*WORK TO COMPLETE*:
Determine the number of lines holding the word "einem"; answer with that number only.

*PROVIDED ENTRIES*:
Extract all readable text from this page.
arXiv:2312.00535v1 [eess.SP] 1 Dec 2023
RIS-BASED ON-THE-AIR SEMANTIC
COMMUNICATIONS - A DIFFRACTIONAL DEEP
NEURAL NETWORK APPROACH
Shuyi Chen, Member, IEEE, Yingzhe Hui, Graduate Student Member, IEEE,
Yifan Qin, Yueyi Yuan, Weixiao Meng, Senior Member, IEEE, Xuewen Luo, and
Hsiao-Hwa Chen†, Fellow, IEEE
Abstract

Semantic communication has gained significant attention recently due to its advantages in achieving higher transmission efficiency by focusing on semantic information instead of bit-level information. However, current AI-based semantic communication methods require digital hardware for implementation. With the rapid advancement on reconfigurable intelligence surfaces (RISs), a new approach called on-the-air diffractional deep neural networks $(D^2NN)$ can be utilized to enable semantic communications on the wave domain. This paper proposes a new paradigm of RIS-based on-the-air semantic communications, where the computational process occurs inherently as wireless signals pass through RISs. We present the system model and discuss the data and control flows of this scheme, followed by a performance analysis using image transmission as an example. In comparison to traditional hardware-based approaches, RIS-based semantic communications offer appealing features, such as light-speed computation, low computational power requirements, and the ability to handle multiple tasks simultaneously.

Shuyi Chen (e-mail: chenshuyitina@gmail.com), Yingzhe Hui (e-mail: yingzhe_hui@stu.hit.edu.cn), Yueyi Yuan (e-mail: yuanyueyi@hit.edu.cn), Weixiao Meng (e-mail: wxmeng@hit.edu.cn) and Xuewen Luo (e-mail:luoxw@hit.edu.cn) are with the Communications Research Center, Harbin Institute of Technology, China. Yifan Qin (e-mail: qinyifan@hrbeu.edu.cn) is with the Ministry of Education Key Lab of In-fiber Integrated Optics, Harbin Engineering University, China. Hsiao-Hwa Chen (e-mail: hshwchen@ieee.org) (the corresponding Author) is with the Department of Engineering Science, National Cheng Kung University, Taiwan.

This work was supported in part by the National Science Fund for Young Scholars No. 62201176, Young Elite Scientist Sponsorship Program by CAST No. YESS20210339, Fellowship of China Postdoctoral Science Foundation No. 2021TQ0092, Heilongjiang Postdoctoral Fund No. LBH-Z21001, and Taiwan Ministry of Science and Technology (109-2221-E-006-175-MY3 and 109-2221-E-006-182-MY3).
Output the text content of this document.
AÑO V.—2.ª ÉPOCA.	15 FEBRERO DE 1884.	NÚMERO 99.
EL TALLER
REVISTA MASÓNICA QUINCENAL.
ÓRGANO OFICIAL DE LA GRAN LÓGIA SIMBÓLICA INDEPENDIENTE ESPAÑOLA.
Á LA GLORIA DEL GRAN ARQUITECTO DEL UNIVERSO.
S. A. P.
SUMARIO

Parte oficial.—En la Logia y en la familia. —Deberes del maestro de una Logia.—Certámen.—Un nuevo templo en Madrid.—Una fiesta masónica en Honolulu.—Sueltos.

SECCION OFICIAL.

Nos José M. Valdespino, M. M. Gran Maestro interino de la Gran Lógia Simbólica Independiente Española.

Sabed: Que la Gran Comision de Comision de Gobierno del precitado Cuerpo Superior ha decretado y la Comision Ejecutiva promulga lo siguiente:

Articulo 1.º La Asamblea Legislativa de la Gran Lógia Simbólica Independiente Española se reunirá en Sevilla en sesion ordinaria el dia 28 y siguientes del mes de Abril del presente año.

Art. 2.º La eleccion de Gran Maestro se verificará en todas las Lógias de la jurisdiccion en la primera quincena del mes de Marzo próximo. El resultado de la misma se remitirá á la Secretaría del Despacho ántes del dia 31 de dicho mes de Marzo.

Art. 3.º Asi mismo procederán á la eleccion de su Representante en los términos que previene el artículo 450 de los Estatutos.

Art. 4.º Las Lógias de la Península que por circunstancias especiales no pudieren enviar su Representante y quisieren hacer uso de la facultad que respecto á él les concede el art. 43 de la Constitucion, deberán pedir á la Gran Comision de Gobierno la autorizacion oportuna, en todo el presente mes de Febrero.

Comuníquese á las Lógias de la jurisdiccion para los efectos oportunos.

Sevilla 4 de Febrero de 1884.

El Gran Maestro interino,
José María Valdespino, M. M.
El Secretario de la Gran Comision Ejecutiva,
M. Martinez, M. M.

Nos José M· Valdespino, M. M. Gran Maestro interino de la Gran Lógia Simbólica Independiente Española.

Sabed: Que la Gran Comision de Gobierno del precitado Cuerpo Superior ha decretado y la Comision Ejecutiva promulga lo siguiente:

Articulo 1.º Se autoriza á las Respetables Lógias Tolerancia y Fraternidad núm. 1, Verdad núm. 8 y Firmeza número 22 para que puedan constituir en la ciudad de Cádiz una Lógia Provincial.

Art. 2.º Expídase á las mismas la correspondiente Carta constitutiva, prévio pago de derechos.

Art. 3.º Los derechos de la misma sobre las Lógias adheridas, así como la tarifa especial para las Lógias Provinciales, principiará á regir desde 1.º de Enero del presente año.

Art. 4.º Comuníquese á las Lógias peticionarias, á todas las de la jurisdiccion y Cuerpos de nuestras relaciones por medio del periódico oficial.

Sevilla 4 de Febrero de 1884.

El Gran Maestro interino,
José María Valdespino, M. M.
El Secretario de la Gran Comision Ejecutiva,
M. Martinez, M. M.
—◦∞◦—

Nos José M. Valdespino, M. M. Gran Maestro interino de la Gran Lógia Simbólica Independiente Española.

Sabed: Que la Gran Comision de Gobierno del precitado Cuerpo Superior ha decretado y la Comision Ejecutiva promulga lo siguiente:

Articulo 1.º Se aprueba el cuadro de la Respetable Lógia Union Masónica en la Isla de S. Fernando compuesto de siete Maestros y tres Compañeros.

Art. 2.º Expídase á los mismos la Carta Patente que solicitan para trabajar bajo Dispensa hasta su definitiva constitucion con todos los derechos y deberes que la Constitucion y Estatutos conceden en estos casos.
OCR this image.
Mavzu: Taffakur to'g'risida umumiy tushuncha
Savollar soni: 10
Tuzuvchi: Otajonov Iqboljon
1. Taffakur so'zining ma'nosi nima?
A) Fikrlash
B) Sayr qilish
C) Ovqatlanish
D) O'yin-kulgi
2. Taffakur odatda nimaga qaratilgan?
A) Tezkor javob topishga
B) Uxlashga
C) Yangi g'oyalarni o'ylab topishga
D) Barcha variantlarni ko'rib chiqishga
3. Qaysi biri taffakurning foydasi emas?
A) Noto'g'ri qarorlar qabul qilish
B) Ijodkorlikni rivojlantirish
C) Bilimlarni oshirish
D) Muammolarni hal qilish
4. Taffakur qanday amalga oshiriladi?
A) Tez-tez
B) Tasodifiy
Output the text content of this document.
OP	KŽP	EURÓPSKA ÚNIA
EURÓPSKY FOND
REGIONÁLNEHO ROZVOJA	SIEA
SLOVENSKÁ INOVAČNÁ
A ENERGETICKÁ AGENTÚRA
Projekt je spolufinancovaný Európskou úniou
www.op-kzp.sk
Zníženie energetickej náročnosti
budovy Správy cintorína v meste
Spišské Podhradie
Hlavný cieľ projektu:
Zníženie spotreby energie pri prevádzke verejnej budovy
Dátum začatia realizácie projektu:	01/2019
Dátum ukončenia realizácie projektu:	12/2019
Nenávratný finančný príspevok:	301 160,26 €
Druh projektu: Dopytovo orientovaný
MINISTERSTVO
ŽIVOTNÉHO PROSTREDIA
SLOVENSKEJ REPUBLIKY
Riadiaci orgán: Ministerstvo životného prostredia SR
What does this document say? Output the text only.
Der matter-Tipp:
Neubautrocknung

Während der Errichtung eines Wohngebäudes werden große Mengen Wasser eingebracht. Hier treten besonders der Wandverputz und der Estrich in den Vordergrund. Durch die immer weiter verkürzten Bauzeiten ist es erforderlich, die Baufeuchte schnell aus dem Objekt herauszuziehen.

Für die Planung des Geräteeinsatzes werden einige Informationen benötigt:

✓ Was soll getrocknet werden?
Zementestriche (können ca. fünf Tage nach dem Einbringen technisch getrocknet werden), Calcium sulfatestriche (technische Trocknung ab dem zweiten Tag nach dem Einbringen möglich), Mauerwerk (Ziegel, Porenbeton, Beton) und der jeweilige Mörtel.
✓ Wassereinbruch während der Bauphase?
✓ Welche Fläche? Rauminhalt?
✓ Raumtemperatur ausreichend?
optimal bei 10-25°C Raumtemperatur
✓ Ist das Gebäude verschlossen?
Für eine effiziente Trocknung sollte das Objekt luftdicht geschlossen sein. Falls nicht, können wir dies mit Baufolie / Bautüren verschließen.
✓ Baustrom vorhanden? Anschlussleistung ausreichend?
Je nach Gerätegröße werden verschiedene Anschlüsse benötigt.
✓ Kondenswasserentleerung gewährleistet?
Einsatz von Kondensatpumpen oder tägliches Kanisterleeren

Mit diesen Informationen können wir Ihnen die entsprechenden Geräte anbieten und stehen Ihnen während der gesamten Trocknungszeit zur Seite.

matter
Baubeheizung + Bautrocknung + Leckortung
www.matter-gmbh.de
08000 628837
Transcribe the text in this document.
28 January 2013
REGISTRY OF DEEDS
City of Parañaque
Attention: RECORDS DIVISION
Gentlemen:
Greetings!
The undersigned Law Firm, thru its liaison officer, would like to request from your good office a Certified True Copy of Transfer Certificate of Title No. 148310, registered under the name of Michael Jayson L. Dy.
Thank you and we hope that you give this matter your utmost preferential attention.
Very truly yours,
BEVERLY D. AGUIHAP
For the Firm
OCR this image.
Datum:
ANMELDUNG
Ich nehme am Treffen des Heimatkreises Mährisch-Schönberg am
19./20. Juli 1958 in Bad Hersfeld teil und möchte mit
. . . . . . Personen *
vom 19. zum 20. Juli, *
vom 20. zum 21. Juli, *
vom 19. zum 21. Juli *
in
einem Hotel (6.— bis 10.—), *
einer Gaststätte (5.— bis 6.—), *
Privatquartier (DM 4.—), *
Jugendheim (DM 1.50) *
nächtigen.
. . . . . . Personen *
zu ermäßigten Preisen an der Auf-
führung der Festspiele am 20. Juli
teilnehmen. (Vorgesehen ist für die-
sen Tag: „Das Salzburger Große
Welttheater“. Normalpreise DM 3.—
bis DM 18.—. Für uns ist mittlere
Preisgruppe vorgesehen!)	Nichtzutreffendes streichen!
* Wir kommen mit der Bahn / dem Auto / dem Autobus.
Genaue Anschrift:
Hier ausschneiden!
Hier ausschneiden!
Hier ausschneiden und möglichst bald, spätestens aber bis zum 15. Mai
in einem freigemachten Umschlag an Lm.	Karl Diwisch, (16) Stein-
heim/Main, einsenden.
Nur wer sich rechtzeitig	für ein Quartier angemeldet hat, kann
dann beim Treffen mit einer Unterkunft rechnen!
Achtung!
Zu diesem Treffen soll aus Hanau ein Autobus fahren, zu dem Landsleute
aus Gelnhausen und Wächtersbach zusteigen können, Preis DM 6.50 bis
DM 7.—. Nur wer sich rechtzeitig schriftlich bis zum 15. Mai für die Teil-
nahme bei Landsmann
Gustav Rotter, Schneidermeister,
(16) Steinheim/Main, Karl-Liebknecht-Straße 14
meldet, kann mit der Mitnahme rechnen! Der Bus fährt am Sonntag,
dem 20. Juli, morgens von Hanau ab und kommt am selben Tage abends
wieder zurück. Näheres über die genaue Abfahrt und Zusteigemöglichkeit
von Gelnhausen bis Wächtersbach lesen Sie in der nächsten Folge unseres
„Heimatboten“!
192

*WRITTEN SOLUTION*:
2